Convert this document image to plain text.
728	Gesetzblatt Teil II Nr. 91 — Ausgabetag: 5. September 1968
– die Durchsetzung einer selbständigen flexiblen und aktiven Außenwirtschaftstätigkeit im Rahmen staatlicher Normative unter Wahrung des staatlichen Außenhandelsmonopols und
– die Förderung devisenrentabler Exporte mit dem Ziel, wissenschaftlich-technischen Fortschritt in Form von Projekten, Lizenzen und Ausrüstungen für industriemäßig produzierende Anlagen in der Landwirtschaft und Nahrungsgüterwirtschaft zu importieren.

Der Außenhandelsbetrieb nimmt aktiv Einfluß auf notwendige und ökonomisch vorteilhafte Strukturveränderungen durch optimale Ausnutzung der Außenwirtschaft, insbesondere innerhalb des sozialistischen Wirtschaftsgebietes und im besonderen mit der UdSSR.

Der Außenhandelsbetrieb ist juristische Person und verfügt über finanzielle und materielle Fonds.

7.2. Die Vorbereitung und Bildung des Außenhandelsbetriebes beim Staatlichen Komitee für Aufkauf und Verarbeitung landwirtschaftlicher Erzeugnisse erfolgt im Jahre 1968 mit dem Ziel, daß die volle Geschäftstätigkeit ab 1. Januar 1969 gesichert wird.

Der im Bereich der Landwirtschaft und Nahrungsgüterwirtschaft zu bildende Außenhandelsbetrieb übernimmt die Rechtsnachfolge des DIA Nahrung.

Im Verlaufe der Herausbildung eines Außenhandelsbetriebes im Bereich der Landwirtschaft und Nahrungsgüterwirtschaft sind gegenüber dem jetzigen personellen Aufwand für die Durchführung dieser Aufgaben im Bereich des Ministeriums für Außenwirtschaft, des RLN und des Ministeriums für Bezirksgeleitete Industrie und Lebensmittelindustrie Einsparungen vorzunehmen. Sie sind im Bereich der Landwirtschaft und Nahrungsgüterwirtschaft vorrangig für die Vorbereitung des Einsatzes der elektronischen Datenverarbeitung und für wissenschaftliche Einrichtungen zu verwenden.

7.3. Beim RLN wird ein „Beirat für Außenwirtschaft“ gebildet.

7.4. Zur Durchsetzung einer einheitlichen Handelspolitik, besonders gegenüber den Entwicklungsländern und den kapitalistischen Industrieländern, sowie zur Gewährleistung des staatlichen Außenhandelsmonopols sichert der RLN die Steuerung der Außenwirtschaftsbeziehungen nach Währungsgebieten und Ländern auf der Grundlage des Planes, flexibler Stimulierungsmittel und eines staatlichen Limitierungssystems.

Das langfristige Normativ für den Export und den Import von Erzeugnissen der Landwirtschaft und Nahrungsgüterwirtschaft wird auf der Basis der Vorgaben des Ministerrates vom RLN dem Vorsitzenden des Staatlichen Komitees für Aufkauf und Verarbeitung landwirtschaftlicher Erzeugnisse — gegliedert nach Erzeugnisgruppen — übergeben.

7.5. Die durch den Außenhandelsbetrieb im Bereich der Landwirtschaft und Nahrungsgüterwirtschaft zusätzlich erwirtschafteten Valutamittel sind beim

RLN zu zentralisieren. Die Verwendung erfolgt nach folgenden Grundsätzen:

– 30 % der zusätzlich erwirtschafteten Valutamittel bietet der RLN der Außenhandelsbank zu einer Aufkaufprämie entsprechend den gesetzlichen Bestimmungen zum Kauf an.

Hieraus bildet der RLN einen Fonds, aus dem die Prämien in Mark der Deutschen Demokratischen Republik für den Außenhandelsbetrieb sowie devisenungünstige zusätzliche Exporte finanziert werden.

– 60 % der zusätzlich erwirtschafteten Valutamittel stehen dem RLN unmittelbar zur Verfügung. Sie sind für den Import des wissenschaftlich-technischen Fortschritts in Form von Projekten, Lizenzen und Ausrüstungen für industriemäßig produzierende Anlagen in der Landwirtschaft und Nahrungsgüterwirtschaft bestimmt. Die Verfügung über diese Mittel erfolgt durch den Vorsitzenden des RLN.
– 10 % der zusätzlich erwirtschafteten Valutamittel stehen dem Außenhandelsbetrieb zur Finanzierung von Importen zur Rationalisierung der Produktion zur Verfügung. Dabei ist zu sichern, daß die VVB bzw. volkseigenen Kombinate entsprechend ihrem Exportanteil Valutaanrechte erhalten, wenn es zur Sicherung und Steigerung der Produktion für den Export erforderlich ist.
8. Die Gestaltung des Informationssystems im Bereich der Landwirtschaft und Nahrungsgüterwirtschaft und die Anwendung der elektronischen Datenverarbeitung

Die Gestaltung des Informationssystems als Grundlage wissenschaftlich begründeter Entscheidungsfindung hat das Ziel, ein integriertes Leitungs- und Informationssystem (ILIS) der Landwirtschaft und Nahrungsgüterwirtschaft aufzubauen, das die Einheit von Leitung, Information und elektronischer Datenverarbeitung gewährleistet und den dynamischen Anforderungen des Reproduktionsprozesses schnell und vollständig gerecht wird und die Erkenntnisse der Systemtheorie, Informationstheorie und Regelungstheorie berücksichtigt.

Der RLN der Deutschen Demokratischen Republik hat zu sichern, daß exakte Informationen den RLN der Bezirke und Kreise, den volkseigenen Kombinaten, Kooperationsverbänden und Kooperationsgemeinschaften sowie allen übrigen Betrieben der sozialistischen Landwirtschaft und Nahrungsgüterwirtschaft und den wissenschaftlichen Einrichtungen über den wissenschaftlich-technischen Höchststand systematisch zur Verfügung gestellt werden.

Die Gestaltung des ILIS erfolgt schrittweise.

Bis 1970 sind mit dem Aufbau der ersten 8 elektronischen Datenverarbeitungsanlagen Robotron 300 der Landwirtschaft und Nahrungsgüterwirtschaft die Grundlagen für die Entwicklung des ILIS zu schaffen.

▬▬▬▬▬▬

* _Task description_
Copy every line of the entries above in which "werden" occurs.

* _Reply_
Hieraus bildet der RLN einen Fonds, aus dem die Prämien in Mark der Deutschen Demokratischen Republik für den Außenhandelsbetrieb sowie devisenungünstige zusätzliche Exporte finanziert werden.
Der RLN der Deutschen Demokratischen Republik hat zu sichern, daß exakte Informationen den RLN der Bezirke und Kreise, den volkseigenen Kombinaten, Kooperationsverbänden und Kooperationsgemeinschaften sowie allen übrigen Betrieben der sozialistischen Landwirtschaft und Nahrungsgüterwirtschaft und den wissenschaftlichen Einrichtungen über den wissenschaftlich-technischen Höchststand systematisch zur Verfügung gestellt werden.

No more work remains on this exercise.